*** STUDY TEXT Section Begins ***

The barrier to finding viable sustainable flexible packaging — made from renewable sources — that can replace conventional plastics is the barrier.

For broad applicability, developers must engineer films that effectively block moisture and oxygen — essential for protecting food, pharmaceuticals, and sensitive electronics.

Researchers at the Georgia Institute of Technology have developed a bio-based film made from natural ingredients found in plants, mushrooms, and food waste that blocks moisture and oxygen as effectively as conventional plastics. Their findings were recently published in ACS Applied Polymer Materials.

“We’re using materials that are already abundant in nature and degrade there to produce packaging that won’t pollute the environment for hundreds or even thousands of years,” said Carson Meredith, a professor in Georgia Tech’s School of Chemical and Biomolecular Engineering (ChBE) and executive director of the Renewable Bioproducts Institute. “Our films, composed of biodegradable components, rival or exceed the performance of conventional plastics in keeping food fresh and safe.”

Meredith’s research team has worked for more than a decade to develop environmentally friendly oxygen and water barriers for packaging. While earlier research using biopolymers showed promise, high humidity continued to weaken the barrier properties.

Meredith and collaborators found a solution using a blend of these natural ingredients — cellulose (which gives plants their structure), chitosan (derived from crustacean-based food waste or mushrooms), and citric acid (from citrus fruits).

*** STUDY TEXT Section Ends ***
*** SUPPLIED DATA Section Begins ***

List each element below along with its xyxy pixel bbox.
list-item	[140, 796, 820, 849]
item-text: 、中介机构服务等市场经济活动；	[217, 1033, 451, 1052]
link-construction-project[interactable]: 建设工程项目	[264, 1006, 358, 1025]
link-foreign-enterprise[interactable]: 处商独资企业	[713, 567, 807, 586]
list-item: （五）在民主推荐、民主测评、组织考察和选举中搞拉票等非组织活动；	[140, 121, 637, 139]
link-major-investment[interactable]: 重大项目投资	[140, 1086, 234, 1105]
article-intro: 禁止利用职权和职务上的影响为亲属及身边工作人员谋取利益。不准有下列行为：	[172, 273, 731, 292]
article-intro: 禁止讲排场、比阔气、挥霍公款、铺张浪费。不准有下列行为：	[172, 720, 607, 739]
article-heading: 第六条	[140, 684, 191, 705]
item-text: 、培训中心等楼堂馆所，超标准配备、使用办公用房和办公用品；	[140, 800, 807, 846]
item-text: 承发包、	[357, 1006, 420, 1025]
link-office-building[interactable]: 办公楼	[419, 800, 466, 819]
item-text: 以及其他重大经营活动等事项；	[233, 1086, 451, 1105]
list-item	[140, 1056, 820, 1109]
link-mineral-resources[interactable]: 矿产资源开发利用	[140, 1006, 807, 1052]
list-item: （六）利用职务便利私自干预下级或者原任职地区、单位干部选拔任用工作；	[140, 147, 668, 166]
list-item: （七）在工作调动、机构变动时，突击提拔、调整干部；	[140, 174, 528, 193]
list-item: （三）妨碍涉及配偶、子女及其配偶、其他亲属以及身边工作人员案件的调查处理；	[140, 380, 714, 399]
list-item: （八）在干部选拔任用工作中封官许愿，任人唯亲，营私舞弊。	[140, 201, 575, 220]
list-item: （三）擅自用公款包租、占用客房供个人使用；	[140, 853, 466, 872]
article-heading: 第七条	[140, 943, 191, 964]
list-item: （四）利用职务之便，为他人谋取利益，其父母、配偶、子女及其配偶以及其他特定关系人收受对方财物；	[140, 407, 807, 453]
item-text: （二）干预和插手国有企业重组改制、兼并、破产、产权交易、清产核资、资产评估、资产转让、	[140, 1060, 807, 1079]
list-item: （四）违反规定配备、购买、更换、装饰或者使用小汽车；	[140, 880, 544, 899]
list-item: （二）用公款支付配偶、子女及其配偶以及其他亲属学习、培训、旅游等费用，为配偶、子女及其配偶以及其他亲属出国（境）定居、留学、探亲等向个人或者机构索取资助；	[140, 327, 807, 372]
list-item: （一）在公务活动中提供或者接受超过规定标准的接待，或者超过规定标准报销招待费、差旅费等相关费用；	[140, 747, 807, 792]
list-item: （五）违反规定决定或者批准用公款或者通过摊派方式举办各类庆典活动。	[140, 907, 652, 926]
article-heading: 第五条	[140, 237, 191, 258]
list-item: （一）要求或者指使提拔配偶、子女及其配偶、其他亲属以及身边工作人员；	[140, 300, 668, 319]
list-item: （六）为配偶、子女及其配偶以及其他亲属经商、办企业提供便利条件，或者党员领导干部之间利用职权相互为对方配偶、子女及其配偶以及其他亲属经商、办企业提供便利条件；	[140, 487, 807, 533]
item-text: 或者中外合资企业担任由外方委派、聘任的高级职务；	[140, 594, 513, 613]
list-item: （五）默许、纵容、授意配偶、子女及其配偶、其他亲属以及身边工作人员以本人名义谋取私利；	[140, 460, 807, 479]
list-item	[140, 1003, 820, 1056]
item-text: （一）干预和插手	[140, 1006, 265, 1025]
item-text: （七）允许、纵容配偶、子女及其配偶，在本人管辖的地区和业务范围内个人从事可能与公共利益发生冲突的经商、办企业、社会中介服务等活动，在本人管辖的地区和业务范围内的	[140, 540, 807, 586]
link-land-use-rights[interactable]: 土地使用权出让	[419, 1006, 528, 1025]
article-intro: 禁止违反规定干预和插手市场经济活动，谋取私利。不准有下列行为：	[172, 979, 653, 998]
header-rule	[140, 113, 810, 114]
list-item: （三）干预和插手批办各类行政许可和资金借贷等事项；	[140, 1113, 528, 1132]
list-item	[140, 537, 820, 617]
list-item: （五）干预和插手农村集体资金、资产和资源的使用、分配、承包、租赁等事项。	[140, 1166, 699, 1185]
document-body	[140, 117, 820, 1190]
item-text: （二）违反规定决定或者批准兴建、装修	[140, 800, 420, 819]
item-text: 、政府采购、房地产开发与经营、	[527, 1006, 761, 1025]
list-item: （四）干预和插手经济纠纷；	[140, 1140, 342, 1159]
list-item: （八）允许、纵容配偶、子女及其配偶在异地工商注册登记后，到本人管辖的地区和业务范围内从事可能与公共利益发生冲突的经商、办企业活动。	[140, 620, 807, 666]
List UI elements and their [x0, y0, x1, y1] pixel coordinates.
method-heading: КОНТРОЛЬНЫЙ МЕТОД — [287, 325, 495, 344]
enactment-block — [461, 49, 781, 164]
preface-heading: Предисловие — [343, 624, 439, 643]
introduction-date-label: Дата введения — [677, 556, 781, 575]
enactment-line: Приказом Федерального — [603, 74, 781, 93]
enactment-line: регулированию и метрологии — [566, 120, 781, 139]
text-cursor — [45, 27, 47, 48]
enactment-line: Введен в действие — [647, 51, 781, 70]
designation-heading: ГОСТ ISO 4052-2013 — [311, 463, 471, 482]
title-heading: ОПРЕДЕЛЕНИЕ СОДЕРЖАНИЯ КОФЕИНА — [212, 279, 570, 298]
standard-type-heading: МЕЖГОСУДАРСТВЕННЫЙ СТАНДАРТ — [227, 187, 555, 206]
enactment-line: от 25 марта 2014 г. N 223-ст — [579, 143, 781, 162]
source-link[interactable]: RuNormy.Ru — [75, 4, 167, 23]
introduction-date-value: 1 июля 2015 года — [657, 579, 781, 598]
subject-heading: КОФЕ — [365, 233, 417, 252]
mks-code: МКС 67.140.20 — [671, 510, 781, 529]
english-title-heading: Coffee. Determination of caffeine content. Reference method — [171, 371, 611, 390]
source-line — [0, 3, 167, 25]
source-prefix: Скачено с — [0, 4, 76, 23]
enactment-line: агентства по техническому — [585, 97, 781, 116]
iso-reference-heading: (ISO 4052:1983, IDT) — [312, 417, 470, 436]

*** SUPPLIED DATA Section Ends ***

* _WORK INSTRUCTION 1_
Which journal published the findings described in the packaging article?
* _WORK INSTRUCTION 2_
Repeat everything in the packaging article from "Meredith’s research team" down to "the barrier properties.".
* _WORK INSTRUCTION 3_
Proceed with the packaging article from where it stops.
These lines aren't needed for anything here.

* _RESULT 1_
ACS Applied Polymer Materials.

* _RESULT 2_
Meredith’s research team has worked for more than a decade to develop environmentally friendly oxygen and water barriers for packaging. While earlier research using biopolymers showed promise, high humidity continued to weaken the barrier properties.

* _RESULT 3_
“By crosslinking these materials and adding a heat treatment, we created a thin film that reduced both moisture and oxygen transmission, even in hot, humid conditions simulating the tropics,” said lead author Yang Lu, a former postdoctoral researcher in ChBE at GT.

The barrier technology developed by the researchers consists of three primary components: A carbohydrate polymer for structure, a plasticizer to maintain flexibility, and a water-repelling additive to resist moisture. When cast into thin films, these ingredients self-organize at the molecular level to form a dense, ordered structure that resists swelling or softening under high humidity.

Even at 80% relative humidity, the films showed extremely low oxygen permeability and water vapor transmission, matching or outperforming common plastics such as polyethylene terephthalate (PET) and polyethylene vinyl alcohol (EVOH).

“Our approach creates barriers that are not only renewable, but also mechanically robust, offering a promising alternative to conventional plastics in packaging applications,” said Natalie Stingelin, professor and chair of Georgia Tech’s School of Materials Science and Engineering (MSE) and a professor in ChBE.

The technology is currently patent pending. 

The research was supported by Mars Inc., Georgia Tech’s Renewable Bioproducts Institute, and the US Department of Defense through the National Defense Science and Engineering Graduate Fellowship Program. Eric Klingenberg, a co-author of the study, is an employee of Mars, a manufacturer of packaged foods.